* **To do**
Answer with nothing but a number: how many lines include the word "MLCAPE"?

***** Data lines

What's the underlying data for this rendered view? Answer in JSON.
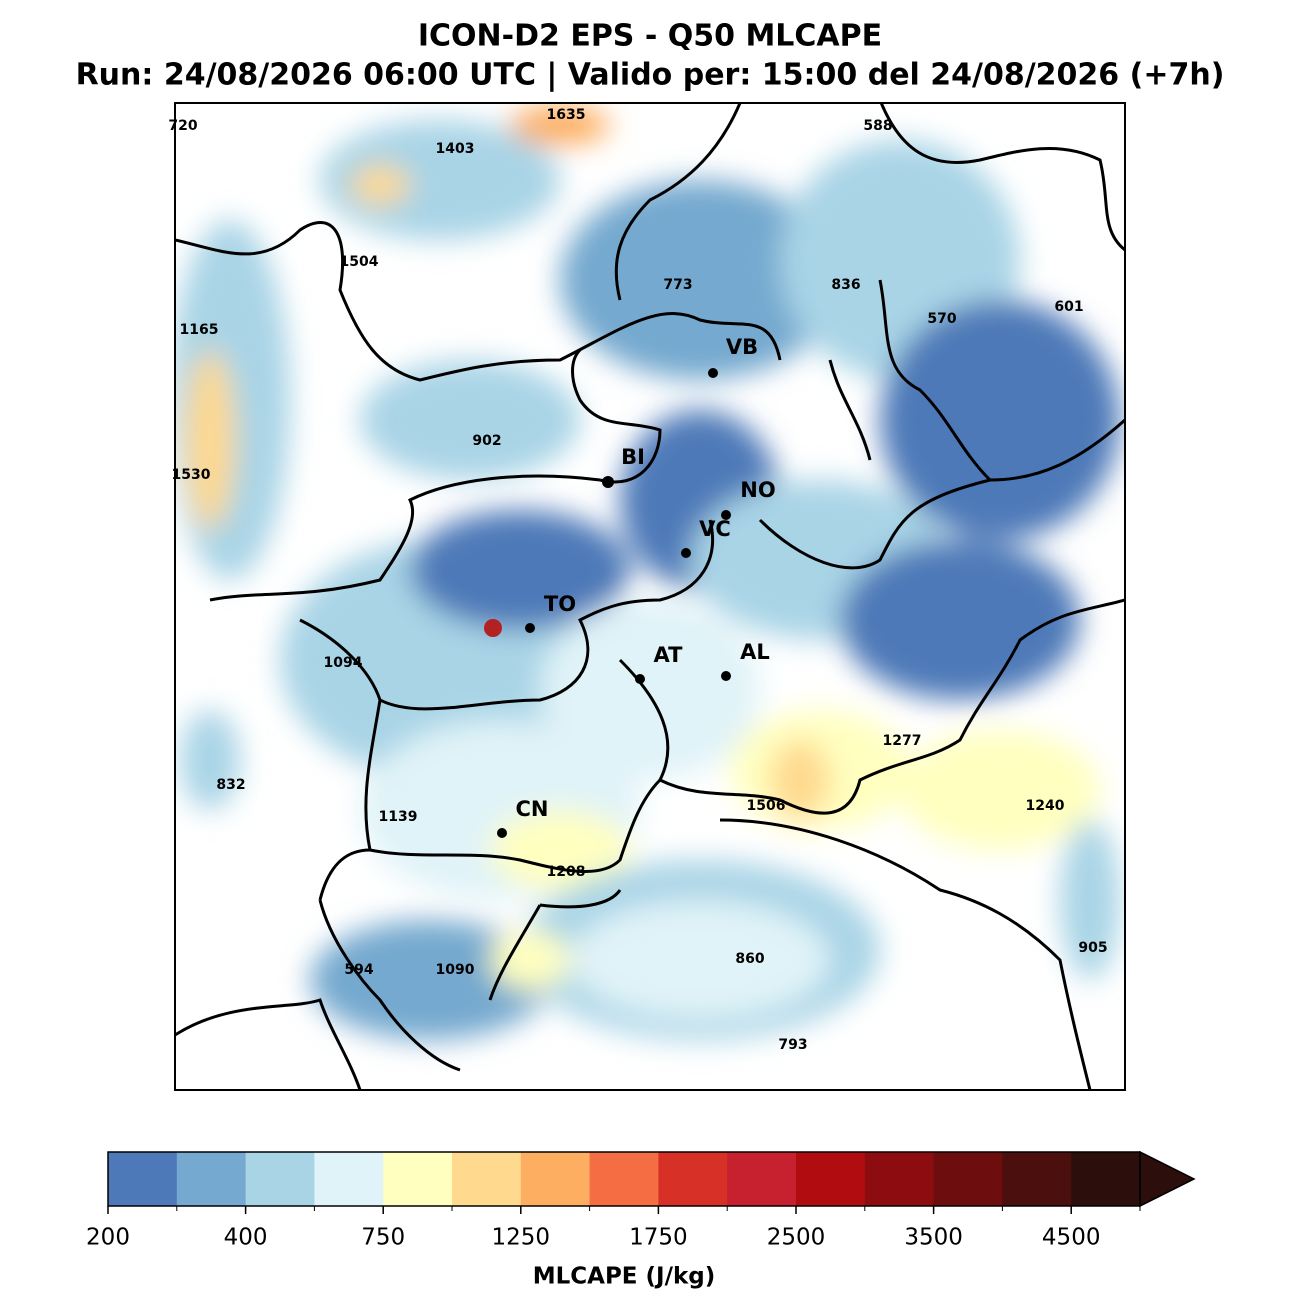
{
  "title": "ICON-D2 EPS - Q50 MLCAPE",
  "subtitle": "Run: 24/08/2026 06:00 UTC | Valido per: 15:00 del 24/08/2026 (+7h)",
  "cities": [
    "VB",
    "BI",
    "NO",
    "VC",
    "TO",
    "AT",
    "AL",
    "CN"
  ],
  "annotations": [
    720,
    1635,
    588,
    1403,
    1504,
    773,
    836,
    570,
    601,
    1165,
    902,
    1530,
    1094,
    1277,
    832,
    1506,
    1240,
    1139,
    1208,
    905,
    860,
    594,
    1090,
    793
  ],
  "colorbar": {
    "bounds": [
      200,
      300,
      400,
      500,
      750,
      1000,
      1250,
      1500,
      1750,
      2000,
      2500,
      3000,
      3500,
      4000,
      4500,
      5000
    ],
    "colors": [
      "#4e79b8",
      "#75a9cf",
      "#a9d4e6",
      "#e0f3f8",
      "#ffffbf",
      "#fed98e",
      "#fdae61",
      "#f46d43",
      "#d73027",
      "#c7202f",
      "#b10c0f",
      "#8d0c10",
      "#6e0d0e",
      "#4b0f0d",
      "#2c0f0c"
    ],
    "ticks": [
      200,
      400,
      750,
      1250,
      1750,
      2500,
      3500,
      4500
    ],
    "extend": "max",
    "label": "MLCAPE (J/kg)"
  }
}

**********

* **Task response**
2